►

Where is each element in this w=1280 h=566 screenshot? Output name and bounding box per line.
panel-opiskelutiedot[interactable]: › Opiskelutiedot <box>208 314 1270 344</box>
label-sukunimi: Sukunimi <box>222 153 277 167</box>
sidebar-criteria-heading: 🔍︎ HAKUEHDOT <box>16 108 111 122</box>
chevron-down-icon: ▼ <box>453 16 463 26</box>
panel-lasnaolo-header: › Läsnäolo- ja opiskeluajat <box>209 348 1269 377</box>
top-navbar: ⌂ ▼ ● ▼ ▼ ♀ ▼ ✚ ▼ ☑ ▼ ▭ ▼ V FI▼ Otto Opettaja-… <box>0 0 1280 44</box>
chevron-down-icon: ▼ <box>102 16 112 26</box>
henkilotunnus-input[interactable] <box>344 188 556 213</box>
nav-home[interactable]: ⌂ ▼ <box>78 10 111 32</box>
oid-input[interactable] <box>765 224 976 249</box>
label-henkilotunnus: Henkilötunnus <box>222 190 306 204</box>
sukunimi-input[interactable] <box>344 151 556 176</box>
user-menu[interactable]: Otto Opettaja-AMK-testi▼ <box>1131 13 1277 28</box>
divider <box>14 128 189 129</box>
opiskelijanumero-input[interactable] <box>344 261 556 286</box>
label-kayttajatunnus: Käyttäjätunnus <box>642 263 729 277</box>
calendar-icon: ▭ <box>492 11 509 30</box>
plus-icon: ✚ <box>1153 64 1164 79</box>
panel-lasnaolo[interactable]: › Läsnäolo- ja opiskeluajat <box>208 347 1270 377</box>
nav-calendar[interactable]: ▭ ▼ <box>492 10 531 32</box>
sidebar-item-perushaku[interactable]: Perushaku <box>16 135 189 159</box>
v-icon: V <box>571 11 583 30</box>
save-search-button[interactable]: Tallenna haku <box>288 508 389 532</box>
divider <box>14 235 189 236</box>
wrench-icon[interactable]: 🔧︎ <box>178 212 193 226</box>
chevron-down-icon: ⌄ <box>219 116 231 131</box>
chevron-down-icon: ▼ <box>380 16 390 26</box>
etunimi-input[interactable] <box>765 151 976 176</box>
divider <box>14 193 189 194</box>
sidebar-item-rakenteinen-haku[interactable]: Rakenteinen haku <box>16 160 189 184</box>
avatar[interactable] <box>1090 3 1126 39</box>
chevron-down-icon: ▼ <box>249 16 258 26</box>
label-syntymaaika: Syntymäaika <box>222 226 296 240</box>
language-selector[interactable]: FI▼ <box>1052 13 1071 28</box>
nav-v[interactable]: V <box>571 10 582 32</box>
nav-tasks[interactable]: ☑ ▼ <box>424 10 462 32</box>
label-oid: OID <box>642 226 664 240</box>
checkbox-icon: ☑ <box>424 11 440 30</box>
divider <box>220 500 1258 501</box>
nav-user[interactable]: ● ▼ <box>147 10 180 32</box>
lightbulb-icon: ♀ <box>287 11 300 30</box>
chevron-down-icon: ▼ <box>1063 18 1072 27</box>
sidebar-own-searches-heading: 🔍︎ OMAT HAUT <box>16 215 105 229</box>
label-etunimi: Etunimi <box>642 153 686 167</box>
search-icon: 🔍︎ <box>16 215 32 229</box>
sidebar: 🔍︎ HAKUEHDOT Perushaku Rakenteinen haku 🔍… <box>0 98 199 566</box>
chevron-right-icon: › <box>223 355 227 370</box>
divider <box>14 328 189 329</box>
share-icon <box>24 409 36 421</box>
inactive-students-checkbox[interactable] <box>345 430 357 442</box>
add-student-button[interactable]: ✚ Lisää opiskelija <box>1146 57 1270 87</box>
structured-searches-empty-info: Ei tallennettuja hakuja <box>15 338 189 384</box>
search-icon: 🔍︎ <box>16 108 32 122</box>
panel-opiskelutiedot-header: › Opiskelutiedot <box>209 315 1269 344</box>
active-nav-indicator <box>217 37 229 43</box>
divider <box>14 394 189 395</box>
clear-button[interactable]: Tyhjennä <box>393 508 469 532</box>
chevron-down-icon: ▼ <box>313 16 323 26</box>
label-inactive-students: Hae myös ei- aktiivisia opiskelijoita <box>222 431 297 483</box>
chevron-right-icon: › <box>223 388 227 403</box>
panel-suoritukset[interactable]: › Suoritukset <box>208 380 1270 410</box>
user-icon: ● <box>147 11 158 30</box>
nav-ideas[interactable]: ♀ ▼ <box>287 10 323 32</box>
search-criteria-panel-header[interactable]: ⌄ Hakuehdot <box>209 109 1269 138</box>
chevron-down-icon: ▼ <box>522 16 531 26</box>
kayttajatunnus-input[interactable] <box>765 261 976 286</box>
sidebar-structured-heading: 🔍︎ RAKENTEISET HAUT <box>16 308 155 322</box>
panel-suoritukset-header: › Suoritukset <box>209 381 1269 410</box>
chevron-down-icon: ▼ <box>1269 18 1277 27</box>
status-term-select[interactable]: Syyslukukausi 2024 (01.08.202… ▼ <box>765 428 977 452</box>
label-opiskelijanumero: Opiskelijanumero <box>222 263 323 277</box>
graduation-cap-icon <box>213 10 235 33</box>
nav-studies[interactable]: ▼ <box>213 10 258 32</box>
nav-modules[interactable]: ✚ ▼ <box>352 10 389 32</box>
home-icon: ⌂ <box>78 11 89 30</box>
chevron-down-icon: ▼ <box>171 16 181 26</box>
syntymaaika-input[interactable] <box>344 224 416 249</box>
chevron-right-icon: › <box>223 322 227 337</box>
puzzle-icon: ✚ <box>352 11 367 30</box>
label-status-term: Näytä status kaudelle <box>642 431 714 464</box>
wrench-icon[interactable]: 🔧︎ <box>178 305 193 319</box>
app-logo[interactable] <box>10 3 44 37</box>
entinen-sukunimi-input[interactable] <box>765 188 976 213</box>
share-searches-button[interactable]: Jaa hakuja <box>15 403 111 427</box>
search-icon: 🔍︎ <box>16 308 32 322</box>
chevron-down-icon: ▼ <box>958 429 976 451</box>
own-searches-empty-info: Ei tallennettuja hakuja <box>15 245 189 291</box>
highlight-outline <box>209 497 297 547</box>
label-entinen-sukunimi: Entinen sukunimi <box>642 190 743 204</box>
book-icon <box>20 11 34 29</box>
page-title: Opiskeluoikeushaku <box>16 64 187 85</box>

◄

给定练习> 把上面整个列表的每一行原样抄写一遍，不作任何改动。

练习结果>
Where is each element in this w=1280 h=566 screenshot? Output name and bounding box per line.
panel-opiskelutiedot[interactable]: › Opiskelutiedot <box>208 314 1270 344</box>
label-sukunimi: Sukunimi <box>222 153 277 167</box>
sidebar-criteria-heading: 🔍︎ HAKUEHDOT <box>16 108 111 122</box>
chevron-down-icon: ▼ <box>453 16 463 26</box>
panel-lasnaolo-header: › Läsnäolo- ja opiskeluajat <box>209 348 1269 377</box>
top-navbar: ⌂ ▼ ● ▼ ▼ ♀ ▼ ✚ ▼ ☑ ▼ ▭ ▼ V FI▼ Otto Opettaja-… <box>0 0 1280 44</box>
chevron-down-icon: ▼ <box>102 16 112 26</box>
henkilotunnus-input[interactable] <box>344 188 556 213</box>
nav-home[interactable]: ⌂ ▼ <box>78 10 111 32</box>
oid-input[interactable] <box>765 224 976 249</box>
label-henkilotunnus: Henkilötunnus <box>222 190 306 204</box>
sukunimi-input[interactable] <box>344 151 556 176</box>
user-menu[interactable]: Otto Opettaja-AMK-testi▼ <box>1131 13 1277 28</box>
divider <box>14 128 189 129</box>
opiskelijanumero-input[interactable] <box>344 261 556 286</box>
label-kayttajatunnus: Käyttäjätunnus <box>642 263 729 277</box>
calendar-icon: ▭ <box>492 11 509 30</box>
plus-icon: ✚ <box>1153 64 1164 79</box>
panel-lasnaolo[interactable]: › Läsnäolo- ja opiskeluajat <box>208 347 1270 377</box>
nav-calendar[interactable]: ▭ ▼ <box>492 10 531 32</box>
sidebar-item-perushaku[interactable]: Perushaku <box>16 135 189 159</box>
v-icon: V <box>571 11 583 30</box>
save-search-button[interactable]: Tallenna haku <box>288 508 389 532</box>
divider <box>14 235 189 236</box>
wrench-icon[interactable]: 🔧︎ <box>178 212 193 226</box>
chevron-down-icon: ⌄ <box>219 116 231 131</box>
chevron-down-icon: ▼ <box>380 16 390 26</box>
etunimi-input[interactable] <box>765 151 976 176</box>
divider <box>14 193 189 194</box>
sidebar-item-rakenteinen-haku[interactable]: Rakenteinen haku <box>16 160 189 184</box>
avatar[interactable] <box>1090 3 1126 39</box>
chevron-down-icon: ▼ <box>249 16 258 26</box>
label-syntymaaika: Syntymäaika <box>222 226 296 240</box>
language-selector[interactable]: FI▼ <box>1052 13 1071 28</box>
nav-v[interactable]: V <box>571 10 582 32</box>
nav-tasks[interactable]: ☑ ▼ <box>424 10 462 32</box>
label-oid: OID <box>642 226 664 240</box>
checkbox-icon: ☑ <box>424 11 440 30</box>
divider <box>220 500 1258 501</box>
nav-user[interactable]: ● ▼ <box>147 10 180 32</box>
lightbulb-icon: ♀ <box>287 11 300 30</box>
chevron-down-icon: ▼ <box>1063 18 1072 27</box>
sidebar-own-searches-heading: 🔍︎ OMAT HAUT <box>16 215 105 229</box>
label-etunimi: Etunimi <box>642 153 686 167</box>
search-icon: 🔍︎ <box>16 215 32 229</box>
sidebar: 🔍︎ HAKUEHDOT Perushaku Rakenteinen haku 🔍… <box>0 98 199 566</box>
chevron-right-icon: › <box>223 355 227 370</box>
divider <box>14 328 189 329</box>
share-icon <box>24 409 36 421</box>
inactive-students-checkbox[interactable] <box>345 430 357 442</box>
add-student-button[interactable]: ✚ Lisää opiskelija <box>1146 57 1270 87</box>
structured-searches-empty-info: Ei tallennettuja hakuja <box>15 338 189 384</box>
search-icon: 🔍︎ <box>16 108 32 122</box>
panel-opiskelutiedot-header: › Opiskelutiedot <box>209 315 1269 344</box>
active-nav-indicator <box>217 37 229 43</box>
divider <box>14 394 189 395</box>
clear-button[interactable]: Tyhjennä <box>393 508 469 532</box>
chevron-down-icon: ▼ <box>313 16 323 26</box>
label-inactive-students: Hae myös ei- aktiivisia opiskelijoita <box>222 431 297 483</box>
chevron-right-icon: › <box>223 388 227 403</box>
panel-suoritukset[interactable]: › Suoritukset <box>208 380 1270 410</box>
user-icon: ● <box>147 11 158 30</box>
nav-ideas[interactable]: ♀ ▼ <box>287 10 323 32</box>
search-criteria-panel-header[interactable]: ⌄ Hakuehdot <box>209 109 1269 138</box>
chevron-down-icon: ▼ <box>522 16 531 26</box>
kayttajatunnus-input[interactable] <box>765 261 976 286</box>
sidebar-structured-heading: 🔍︎ RAKENTEISET HAUT <box>16 308 155 322</box>
panel-suoritukset-header: › Suoritukset <box>209 381 1269 410</box>
chevron-down-icon: ▼ <box>1269 18 1277 27</box>
status-term-select[interactable]: Syyslukukausi 2024 (01.08.202… ▼ <box>765 428 977 452</box>
label-opiskelijanumero: Opiskelijanumero <box>222 263 323 277</box>
graduation-cap-icon <box>213 10 235 33</box>
nav-studies[interactable]: ▼ <box>213 10 258 32</box>
nav-modules[interactable]: ✚ ▼ <box>352 10 389 32</box>
home-icon: ⌂ <box>78 11 89 30</box>
chevron-down-icon: ▼ <box>171 16 181 26</box>
syntymaaika-input[interactable] <box>344 224 416 249</box>
chevron-right-icon: › <box>223 322 227 337</box>
puzzle-icon: ✚ <box>352 11 367 30</box>
label-status-term: Näytä status kaudelle <box>642 431 714 464</box>
wrench-icon[interactable]: 🔧︎ <box>178 305 193 319</box>
app-logo[interactable] <box>10 3 44 37</box>
entinen-sukunimi-input[interactable] <box>765 188 976 213</box>
share-searches-button[interactable]: Jaa hakuja <box>15 403 111 427</box>
search-icon: 🔍︎ <box>16 308 32 322</box>
chevron-down-icon: ▼ <box>958 429 976 451</box>
own-searches-empty-info: Ei tallennettuja hakuja <box>15 245 189 291</box>
highlight-outline <box>209 497 297 547</box>
label-entinen-sukunimi: Entinen sukunimi <box>642 190 743 204</box>
book-icon <box>20 11 34 29</box>
page-title: Opiskeluoikeushaku <box>16 64 187 85</box>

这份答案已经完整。